BRIEF: Copy out every record below, word for word.

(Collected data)
--- --- ---

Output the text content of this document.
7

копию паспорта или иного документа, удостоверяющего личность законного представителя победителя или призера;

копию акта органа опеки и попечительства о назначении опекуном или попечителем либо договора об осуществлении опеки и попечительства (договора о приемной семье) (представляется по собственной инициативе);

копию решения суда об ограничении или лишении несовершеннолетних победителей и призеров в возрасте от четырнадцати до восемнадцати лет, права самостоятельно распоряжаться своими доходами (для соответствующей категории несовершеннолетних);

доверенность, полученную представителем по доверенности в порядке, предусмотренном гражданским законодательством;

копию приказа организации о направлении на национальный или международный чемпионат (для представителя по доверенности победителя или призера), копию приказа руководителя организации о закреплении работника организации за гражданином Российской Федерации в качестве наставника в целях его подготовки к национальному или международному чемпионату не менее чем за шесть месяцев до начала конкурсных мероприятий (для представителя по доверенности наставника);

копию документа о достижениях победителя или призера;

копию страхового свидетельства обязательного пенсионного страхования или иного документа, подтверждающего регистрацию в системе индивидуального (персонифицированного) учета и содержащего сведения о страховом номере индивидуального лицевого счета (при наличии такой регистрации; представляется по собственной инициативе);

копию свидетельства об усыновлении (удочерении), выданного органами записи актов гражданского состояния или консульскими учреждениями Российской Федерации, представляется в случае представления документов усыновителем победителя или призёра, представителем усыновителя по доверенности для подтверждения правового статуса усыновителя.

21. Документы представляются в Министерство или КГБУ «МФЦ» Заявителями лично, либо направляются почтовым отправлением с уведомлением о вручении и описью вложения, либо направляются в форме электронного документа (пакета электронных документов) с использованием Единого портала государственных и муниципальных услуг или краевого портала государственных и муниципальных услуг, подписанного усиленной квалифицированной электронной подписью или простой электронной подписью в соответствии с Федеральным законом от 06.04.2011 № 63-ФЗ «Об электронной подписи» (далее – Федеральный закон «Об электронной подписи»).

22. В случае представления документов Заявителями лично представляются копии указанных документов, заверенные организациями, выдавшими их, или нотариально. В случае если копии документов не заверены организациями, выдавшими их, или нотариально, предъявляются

--- --- ---

COMPLETE RESPONSE:
Output the text content of this document.
7

копию паспорта или иного документа, удостоверяющего личность законного представителя победителя или призера;

копию акта органа опеки и попечительства о назначении опекуном или попечителем либо договора об осуществлении опеки и попечительства (договора о приемной семье) (представляется по собственной инициативе);

копию решения суда об ограничении или лишении несовершеннолетних победителей и призеров в возрасте от четырнадцати до восемнадцати лет, права самостоятельно распоряжаться своими доходами (для соответствующей категории несовершеннолетних);

доверенность, полученную представителем по доверенности в порядке, предусмотренном гражданским законодательством;

копию приказа организации о направлении на национальный или международный чемпионат (для представителя по доверенности победителя или призера), копию приказа руководителя организации о закреплении работника организации за гражданином Российской Федерации в качестве наставника в целях его подготовки к национальному или международному чемпионату не менее чем за шесть месяцев до начала конкурсных мероприятий (для представителя по доверенности наставника);

копию документа о достижениях победителя или призера;

копию страхового свидетельства обязательного пенсионного страхования или иного документа, подтверждающего регистрацию в системе индивидуального (персонифицированного) учета и содержащего сведения о страховом номере индивидуального лицевого счета (при наличии такой регистрации; представляется по собственной инициативе);

копию свидетельства об усыновлении (удочерении), выданного органами записи актов гражданского состояния или консульскими учреждениями Российской Федерации, представляется в случае представления документов усыновителем победителя или призёра, представителем усыновителя по доверенности для подтверждения правового статуса усыновителя.

21. Документы представляются в Министерство или КГБУ «МФЦ» Заявителями лично, либо направляются почтовым отправлением с уведомлением о вручении и описью вложения, либо направляются в форме электронного документа (пакета электронных документов) с использованием Единого портала государственных и муниципальных услуг или краевого портала государственных и муниципальных услуг, подписанного усиленной квалифицированной электронной подписью или простой электронной подписью в соответствии с Федеральным законом от 06.04.2011 № 63-ФЗ «Об электронной подписи» (далее – Федеральный закон «Об электронной подписи»).

22. В случае представления документов Заявителями лично представляются копии указанных документов, заверенные организациями, выдавшими их, или нотариально. В случае если копии документов не заверены организациями, выдавшими их, или нотариально, предъявляются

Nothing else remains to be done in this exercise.